### WORK REQUIRED
Read through the records below and copy each line that uses the word "chevron".

### LISTED ENTRIES
______________________________
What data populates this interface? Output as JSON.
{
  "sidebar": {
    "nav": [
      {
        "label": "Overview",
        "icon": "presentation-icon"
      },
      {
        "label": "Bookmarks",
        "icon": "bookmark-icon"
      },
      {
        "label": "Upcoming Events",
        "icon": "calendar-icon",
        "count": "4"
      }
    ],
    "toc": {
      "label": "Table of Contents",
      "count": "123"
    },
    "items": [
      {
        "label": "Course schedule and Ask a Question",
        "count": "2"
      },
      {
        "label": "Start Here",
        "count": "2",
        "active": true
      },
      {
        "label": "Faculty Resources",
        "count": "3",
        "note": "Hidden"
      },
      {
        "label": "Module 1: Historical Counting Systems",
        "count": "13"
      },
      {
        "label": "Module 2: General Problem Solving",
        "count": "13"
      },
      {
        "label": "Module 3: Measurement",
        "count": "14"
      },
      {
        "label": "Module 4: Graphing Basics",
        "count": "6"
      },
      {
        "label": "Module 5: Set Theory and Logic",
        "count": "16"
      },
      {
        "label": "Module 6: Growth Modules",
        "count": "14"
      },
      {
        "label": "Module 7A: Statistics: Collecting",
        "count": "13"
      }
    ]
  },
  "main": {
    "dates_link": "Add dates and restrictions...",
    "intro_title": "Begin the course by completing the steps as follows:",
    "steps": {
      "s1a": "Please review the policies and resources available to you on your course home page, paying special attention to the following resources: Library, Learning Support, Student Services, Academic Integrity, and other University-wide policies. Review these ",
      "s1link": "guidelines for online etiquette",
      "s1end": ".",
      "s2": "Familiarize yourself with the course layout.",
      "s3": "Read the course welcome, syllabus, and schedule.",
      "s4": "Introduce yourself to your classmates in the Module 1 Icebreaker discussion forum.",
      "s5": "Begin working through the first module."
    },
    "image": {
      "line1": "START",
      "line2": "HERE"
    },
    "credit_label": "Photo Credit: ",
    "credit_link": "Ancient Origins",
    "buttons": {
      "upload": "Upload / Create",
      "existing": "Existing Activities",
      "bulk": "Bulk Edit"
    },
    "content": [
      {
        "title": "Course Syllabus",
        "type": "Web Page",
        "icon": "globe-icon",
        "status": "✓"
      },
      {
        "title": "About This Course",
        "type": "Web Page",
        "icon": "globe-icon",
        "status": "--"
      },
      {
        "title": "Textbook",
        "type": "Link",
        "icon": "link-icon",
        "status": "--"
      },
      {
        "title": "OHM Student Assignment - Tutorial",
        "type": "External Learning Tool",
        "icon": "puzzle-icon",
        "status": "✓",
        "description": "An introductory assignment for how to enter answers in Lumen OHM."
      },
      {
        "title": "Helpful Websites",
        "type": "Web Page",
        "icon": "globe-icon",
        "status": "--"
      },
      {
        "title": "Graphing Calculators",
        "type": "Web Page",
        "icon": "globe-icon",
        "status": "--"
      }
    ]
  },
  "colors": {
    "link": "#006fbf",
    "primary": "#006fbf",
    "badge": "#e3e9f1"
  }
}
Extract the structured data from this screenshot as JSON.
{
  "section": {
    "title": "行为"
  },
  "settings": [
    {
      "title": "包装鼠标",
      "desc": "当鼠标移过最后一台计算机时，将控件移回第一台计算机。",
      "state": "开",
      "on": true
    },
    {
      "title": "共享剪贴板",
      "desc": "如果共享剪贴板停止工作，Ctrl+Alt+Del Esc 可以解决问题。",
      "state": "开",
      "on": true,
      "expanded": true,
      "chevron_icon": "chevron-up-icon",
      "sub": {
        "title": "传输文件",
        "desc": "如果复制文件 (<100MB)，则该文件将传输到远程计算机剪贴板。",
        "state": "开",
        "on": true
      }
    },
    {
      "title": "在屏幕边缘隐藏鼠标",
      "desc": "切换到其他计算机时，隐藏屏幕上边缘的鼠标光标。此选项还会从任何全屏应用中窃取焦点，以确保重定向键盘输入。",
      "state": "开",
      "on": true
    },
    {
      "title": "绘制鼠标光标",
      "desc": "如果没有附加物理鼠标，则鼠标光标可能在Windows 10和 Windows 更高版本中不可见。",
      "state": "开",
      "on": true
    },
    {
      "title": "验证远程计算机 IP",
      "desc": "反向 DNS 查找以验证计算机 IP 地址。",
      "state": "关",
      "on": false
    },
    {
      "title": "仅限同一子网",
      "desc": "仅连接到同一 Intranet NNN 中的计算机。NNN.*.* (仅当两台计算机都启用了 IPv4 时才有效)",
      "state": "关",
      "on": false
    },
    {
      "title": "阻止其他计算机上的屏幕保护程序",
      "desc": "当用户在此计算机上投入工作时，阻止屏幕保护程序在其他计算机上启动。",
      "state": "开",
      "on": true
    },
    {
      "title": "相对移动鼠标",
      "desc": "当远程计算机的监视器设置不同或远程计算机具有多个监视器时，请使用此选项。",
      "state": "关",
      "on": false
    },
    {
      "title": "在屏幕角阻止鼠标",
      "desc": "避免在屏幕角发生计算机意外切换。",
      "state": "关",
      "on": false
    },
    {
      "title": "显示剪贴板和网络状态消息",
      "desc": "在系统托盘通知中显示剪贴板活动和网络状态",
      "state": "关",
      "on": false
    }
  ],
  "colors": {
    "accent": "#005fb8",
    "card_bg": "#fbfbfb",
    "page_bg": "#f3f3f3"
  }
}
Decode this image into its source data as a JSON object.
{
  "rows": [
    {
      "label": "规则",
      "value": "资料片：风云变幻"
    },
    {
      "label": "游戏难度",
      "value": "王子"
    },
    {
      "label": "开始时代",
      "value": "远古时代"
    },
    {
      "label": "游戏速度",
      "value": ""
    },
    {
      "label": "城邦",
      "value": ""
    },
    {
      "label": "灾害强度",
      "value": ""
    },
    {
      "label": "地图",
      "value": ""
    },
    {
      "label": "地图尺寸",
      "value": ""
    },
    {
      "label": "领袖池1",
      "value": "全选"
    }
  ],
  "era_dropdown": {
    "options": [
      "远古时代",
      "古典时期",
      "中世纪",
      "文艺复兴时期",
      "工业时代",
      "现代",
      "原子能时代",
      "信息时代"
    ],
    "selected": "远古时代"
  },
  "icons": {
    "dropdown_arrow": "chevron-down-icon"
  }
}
______________________________
### OUTPUT
      "chevron_icon": "chevron-up-icon",
    "dropdown_arrow": "chevron-down-icon"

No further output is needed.